DATASET EXCERPTS:
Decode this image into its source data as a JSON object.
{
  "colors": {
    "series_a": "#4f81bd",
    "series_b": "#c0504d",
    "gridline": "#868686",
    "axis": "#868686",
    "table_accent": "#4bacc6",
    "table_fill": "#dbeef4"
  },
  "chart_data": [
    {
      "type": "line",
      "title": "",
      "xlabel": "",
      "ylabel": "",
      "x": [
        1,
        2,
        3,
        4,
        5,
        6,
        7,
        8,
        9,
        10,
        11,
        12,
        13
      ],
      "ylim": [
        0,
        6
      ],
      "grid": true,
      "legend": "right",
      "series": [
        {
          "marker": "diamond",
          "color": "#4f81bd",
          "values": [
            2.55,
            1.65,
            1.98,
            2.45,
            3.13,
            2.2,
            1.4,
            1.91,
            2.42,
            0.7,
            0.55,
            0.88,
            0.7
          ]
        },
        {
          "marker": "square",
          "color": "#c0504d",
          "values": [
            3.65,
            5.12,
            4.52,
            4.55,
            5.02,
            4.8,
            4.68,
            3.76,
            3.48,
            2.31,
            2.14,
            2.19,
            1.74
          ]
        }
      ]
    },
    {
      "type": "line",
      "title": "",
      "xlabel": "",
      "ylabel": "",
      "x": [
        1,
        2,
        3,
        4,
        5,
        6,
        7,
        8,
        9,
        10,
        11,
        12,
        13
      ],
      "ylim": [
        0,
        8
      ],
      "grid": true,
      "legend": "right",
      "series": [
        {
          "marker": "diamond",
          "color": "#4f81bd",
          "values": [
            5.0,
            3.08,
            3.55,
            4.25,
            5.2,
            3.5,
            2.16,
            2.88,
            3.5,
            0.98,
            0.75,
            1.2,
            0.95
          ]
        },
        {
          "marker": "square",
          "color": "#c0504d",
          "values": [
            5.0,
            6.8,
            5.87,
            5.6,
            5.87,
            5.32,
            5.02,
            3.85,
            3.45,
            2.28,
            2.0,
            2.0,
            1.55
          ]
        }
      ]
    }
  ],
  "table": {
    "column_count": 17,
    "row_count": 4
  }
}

TASK STATEMENT: Print out every record again, exactly and in full.

FINAL RESULT:
Decode this image into its source data as a JSON object.
{
  "colors": {
    "series_a": "#4f81bd",
    "series_b": "#c0504d",
    "gridline": "#868686",
    "axis": "#868686",
    "table_accent": "#4bacc6",
    "table_fill": "#dbeef4"
  },
  "chart_data": [
    {
      "type": "line",
      "title": "",
      "xlabel": "",
      "ylabel": "",
      "x": [
        1,
        2,
        3,
        4,
        5,
        6,
        7,
        8,
        9,
        10,
        11,
        12,
        13
      ],
      "ylim": [
        0,
        6
      ],
      "grid": true,
      "legend": "right",
      "series": [
        {
          "marker": "diamond",
          "color": "#4f81bd",
          "values": [
            2.55,
            1.65,
            1.98,
            2.45,
            3.13,
            2.2,
            1.4,
            1.91,
            2.42,
            0.7,
            0.55,
            0.88,
            0.7
          ]
        },
        {
          "marker": "square",
          "color": "#c0504d",
          "values": [
            3.65,
            5.12,
            4.52,
            4.55,
            5.02,
            4.8,
            4.68,
            3.76,
            3.48,
            2.31,
            2.14,
            2.19,
            1.74
          ]
        }
      ]
    },
    {
      "type": "line",
      "title": "",
      "xlabel": "",
      "ylabel": "",
      "x": [
        1,
        2,
        3,
        4,
        5,
        6,
        7,
        8,
        9,
        10,
        11,
        12,
        13
      ],
      "ylim": [
        0,
        8
      ],
      "grid": true,
      "legend": "right",
      "series": [
        {
          "marker": "diamond",
          "color": "#4f81bd",
          "values": [
            5.0,
            3.08,
            3.55,
            4.25,
            5.2,
            3.5,
            2.16,
            2.88,
            3.5,
            0.98,
            0.75,
            1.2,
            0.95
          ]
        },
        {
          "marker": "square",
          "color": "#c0504d",
          "values": [
            5.0,
            6.8,
            5.87,
            5.6,
            5.87,
            5.32,
            5.02,
            3.85,
            3.45,
            2.28,
            2.0,
            2.0,
            1.55
          ]
        }
      ]
    }
  ],
  "table": {
    "column_count": 17,
    "row_count": 4
  }
}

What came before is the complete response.